# [Teks Bacaan]
........

Jika Rindu Bersuara
Mungkin, hujan diakhir Desember tak akan benar-benar merusak.
Jika saja, kau dan aku sedekat nadi.
Tunggu, ini bukan sekedar prolog!
Air yang jatuh dari langit, pohon yang tumbang di terpa angin, pun pula kabel listrik yang putus. Kaos kaki yang terus basah, genangan makin liar merajai asa, lalu lagu Holly Night menutup perjamuan singkat di 3/4 Desember.
Desember tidak hanya tentang hujan, tidak hanya tentang kue kering, tidak hanya tentang pohon natal, apalagi hanya tentang lampu yang berwarna-warni sepanjang jalan. Desember bukan tentang itu saja!
Ada hal yang lebih besar tenang Desember, dan itu tentang rindu yang bertuan. Mungkin akan terkesan alay, sudah berumur 1/4 abad tapi masih berkutat di kata rindu. Sorry, kadang kita secengeng itu.

........

# [Data yang Diberikan]
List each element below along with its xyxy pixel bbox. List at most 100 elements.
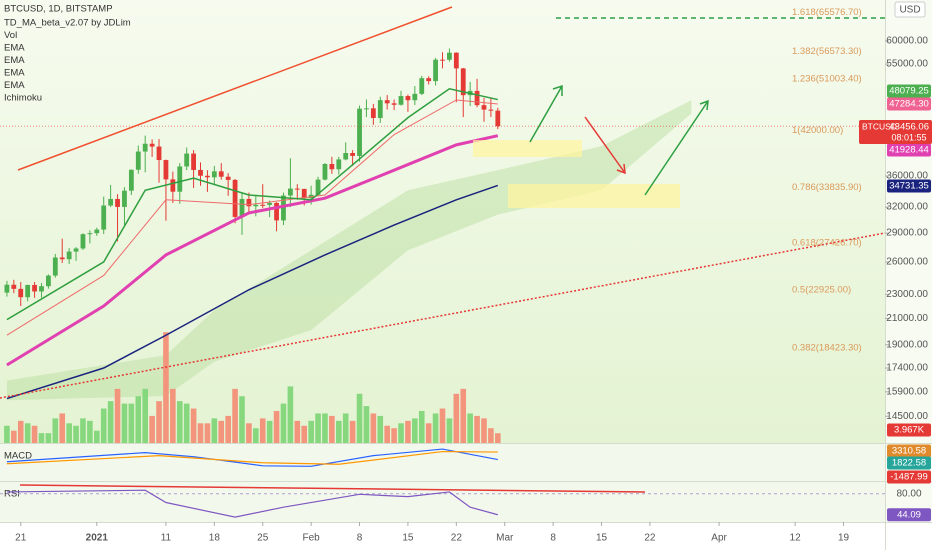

........

# [Daftar Tugas]
- A) Tuliskan ulang tanpa perubahan bagian teks bacaan dari "Tunggu, ini bukan" sampai "di 3/4 Desember.".
- B) Menurut teks bacaan, lagu apa yang menutup perjamuan singkat di 3/4 Desember?

# [Jawaban Tiap Tugas]
- A)
Tunggu, ini bukan sekedar prolog!
Air yang jatuh dari langit, pohon yang tumbang di terpa angin, pun pula kabel listrik yang putus. Kaos kaki yang terus basah, genangan makin liar merajai asa, lalu lagu Holly Night menutup perjamuan singkat di 3/4 Desember.

- B) Lagu Holly Night.